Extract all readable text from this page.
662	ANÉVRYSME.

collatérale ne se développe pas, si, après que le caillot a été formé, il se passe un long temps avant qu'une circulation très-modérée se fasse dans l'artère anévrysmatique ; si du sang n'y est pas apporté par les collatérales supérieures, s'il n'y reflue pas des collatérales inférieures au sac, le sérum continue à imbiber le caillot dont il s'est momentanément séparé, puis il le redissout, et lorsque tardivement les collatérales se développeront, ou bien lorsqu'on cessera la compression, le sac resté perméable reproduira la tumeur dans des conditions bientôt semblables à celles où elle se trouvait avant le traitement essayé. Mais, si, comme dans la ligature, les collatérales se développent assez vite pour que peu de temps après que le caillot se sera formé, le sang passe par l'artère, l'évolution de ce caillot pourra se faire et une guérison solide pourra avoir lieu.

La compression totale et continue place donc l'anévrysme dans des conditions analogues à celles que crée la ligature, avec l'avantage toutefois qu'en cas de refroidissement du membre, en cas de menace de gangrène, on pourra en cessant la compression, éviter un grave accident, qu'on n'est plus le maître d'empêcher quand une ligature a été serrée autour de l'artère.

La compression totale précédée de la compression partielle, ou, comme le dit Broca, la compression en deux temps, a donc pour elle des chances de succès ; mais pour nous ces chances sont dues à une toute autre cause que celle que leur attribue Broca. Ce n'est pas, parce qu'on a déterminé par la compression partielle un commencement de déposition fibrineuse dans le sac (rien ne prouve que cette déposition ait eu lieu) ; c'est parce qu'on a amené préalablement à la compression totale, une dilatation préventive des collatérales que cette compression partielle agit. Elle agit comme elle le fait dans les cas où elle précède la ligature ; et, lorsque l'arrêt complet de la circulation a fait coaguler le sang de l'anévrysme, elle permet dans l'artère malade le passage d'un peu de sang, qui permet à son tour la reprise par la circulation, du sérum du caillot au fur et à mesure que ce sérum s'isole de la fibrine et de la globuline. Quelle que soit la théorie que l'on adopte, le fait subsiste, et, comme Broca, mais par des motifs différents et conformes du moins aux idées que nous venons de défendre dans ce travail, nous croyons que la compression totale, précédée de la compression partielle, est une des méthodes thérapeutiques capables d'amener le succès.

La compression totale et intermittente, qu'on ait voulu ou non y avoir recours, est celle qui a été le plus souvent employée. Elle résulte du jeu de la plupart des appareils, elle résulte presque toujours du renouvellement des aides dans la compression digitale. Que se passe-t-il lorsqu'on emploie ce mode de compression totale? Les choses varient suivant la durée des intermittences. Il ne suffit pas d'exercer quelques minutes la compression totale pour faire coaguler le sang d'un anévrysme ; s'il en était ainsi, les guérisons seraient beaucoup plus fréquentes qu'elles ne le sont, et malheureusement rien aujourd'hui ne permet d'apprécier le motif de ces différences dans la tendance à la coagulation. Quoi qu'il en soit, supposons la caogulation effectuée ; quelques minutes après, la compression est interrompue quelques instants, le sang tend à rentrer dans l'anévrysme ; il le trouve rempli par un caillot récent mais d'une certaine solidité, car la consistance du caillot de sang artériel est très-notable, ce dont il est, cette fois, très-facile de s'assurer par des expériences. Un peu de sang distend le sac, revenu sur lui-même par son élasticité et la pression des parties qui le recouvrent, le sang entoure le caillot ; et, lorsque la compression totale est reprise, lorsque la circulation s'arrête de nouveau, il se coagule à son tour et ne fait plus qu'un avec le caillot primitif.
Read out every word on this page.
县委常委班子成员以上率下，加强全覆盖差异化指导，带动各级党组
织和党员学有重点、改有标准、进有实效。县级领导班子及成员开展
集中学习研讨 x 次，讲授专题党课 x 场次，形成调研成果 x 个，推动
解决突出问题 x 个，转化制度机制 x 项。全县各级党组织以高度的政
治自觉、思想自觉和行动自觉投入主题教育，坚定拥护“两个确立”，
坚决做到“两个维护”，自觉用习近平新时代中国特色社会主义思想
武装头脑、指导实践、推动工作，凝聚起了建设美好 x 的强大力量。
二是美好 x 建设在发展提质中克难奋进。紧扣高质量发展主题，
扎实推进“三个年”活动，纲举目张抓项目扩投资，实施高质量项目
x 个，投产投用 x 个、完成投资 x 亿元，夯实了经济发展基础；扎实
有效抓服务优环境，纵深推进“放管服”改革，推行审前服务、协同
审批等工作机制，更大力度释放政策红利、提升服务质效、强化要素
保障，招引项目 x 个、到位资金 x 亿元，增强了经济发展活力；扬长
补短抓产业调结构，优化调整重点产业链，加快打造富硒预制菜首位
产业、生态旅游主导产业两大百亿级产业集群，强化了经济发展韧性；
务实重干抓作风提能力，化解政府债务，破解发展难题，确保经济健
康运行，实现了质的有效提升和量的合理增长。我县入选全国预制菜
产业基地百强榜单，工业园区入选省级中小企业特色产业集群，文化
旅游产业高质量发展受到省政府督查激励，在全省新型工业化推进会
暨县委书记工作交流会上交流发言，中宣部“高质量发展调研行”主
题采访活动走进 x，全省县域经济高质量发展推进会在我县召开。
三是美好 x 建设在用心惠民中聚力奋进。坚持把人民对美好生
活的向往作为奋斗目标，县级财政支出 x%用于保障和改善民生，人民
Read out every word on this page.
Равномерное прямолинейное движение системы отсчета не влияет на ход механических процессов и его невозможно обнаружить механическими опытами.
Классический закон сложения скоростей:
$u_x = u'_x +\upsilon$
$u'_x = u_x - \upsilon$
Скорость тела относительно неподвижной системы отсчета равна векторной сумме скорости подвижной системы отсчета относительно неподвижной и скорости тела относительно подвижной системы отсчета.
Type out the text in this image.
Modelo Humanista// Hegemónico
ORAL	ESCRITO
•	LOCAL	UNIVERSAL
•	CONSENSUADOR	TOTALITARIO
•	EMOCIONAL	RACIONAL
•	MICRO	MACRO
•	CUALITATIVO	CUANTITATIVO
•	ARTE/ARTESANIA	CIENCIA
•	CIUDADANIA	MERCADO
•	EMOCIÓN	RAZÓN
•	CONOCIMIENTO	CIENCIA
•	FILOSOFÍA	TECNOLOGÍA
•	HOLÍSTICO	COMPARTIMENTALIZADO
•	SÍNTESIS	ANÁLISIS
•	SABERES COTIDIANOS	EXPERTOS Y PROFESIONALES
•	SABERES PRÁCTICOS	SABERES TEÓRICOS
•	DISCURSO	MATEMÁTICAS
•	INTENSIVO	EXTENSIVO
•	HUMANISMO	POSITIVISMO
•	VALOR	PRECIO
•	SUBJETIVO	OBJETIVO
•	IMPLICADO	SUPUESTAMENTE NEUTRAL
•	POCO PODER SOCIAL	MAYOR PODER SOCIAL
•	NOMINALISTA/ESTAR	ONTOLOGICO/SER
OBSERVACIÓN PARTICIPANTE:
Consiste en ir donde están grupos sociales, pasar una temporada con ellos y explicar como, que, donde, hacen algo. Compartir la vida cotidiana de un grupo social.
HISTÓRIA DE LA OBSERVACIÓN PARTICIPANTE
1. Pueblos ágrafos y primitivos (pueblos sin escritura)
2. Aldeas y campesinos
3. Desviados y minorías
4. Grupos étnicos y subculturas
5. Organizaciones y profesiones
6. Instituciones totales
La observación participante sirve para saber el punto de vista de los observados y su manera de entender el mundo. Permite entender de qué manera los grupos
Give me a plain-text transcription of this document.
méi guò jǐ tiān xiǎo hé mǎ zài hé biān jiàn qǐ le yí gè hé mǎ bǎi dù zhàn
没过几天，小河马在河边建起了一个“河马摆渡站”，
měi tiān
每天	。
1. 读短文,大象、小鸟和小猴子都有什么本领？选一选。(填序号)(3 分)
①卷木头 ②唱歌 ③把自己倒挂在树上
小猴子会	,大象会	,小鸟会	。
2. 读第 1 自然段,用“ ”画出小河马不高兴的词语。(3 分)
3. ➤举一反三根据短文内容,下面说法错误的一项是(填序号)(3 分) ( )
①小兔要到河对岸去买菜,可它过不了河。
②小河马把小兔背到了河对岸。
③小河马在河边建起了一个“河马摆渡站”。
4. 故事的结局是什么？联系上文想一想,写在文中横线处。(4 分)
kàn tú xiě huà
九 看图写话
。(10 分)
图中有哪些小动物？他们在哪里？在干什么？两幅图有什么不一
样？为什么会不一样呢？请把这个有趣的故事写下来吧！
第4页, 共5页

□ □ □ □ □

_Exercise:_ Repeat word for word every line from the one that holds "Give me a plain-text" to the end. Both ends count.

_Answer for this exercise:_
Give me a plain-text transcription of this document.
méi guò jǐ tiān xiǎo hé mǎ zài hé biān jiàn qǐ le yí gè hé mǎ bǎi dù zhàn
没过几天，小河马在河边建起了一个“河马摆渡站”，
měi tiān
每天	。
1. 读短文,大象、小鸟和小猴子都有什么本领？选一选。(填序号)(3 分)
①卷木头 ②唱歌 ③把自己倒挂在树上
小猴子会	,大象会	,小鸟会	。
2. 读第 1 自然段,用“ ”画出小河马不高兴的词语。(3 分)
3. ➤举一反三根据短文内容,下面说法错误的一项是(填序号)(3 分) ( )
①小兔要到河对岸去买菜,可它过不了河。
②小河马把小兔背到了河对岸。
③小河马在河边建起了一个“河马摆渡站”。
4. 故事的结局是什么？联系上文想一想,写在文中横线处。(4 分)
kàn tú xiě huà
九 看图写话
。(10 分)
图中有哪些小动物？他们在哪里？在干什么？两幅图有什么不一
样？为什么会不一样呢？请把这个有趣的故事写下来吧！
第4页, 共5页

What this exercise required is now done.